Aim:
Isolate every line in the data with the string "Total" and copy it.

Material for this exercise:
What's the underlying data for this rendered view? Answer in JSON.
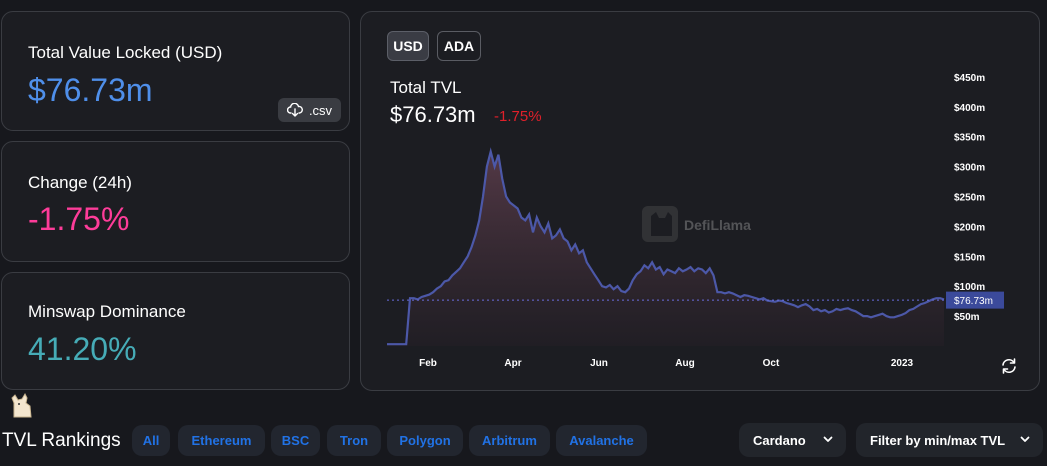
{
  "stats": {
    "tvl": {
      "label": "Total Value Locked (USD)",
      "value": "$76.73m",
      "color": "#4f8fea"
    },
    "change": {
      "label": "Change (24h)",
      "value": "-1.75%",
      "color": "#fd3c99"
    },
    "dominance": {
      "label": "Minswap Dominance",
      "value": "41.20%",
      "color": "#46acb7"
    },
    "csv_label": ".csv"
  },
  "chart_panel": {
    "toggles": [
      "USD",
      "ADA"
    ],
    "active_toggle": "USD",
    "title": "Total TVL",
    "value": "$76.73m",
    "change": "-1.75%",
    "watermark": "DefiLlama",
    "current_label": "$76.73m"
  },
  "chart_data": {
    "type": "area",
    "x_ticks": [
      "Feb",
      "Apr",
      "Jun",
      "Aug",
      "Oct",
      "2023"
    ],
    "y_ticks": [
      "$50m",
      "$100m",
      "$150m",
      "$200m",
      "$250m",
      "$300m",
      "$350m",
      "$400m",
      "$450m"
    ],
    "ylim": [
      0,
      475
    ],
    "current_value": 76.73,
    "current_label": "$76.73m",
    "color": "#4c58a8",
    "series": [
      {
        "values": [
          3,
          3,
          3,
          3,
          3,
          3,
          80,
          80,
          78,
          82,
          84,
          86,
          90,
          96,
          100,
          108,
          110,
          118,
          124,
          130,
          140,
          150,
          165,
          185,
          210,
          250,
          300,
          325,
          300,
          320,
          280,
          250,
          240,
          235,
          230,
          215,
          210,
          220,
          190,
          215,
          200,
          190,
          205,
          180,
          185,
          195,
          180,
          175,
          160,
          170,
          155,
          160,
          140,
          130,
          120,
          110,
          100,
          98,
          102,
          95,
          100,
          92,
          90,
          96,
          110,
          120,
          125,
          135,
          130,
          140,
          128,
          132,
          120,
          128,
          125,
          122,
          130,
          125,
          128,
          132,
          125,
          130,
          128,
          122,
          130,
          118,
          90,
          90,
          88,
          90,
          88,
          85,
          82,
          85,
          84,
          82,
          80,
          78,
          80,
          76,
          75,
          74,
          76,
          75,
          72,
          70,
          68,
          65,
          68,
          70,
          66,
          60,
          62,
          58,
          60,
          56,
          58,
          62,
          60,
          62,
          63,
          60,
          58,
          54,
          50,
          50,
          48,
          50,
          52,
          54,
          50,
          48,
          48,
          50,
          52,
          55,
          60,
          62,
          66,
          70,
          72,
          75,
          78,
          80,
          80,
          78
        ]
      }
    ]
  },
  "rankings": {
    "title": "TVL Rankings",
    "filters": [
      "All",
      "Ethereum",
      "BSC",
      "Tron",
      "Polygon",
      "Arbitrum",
      "Avalanche"
    ],
    "chain_select": "Cardano",
    "tvl_filter": "Filter by min/max TVL"
  }
}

Response for this exercise:
      "label": "Total Value Locked (USD)",
    "title": "Total TVL",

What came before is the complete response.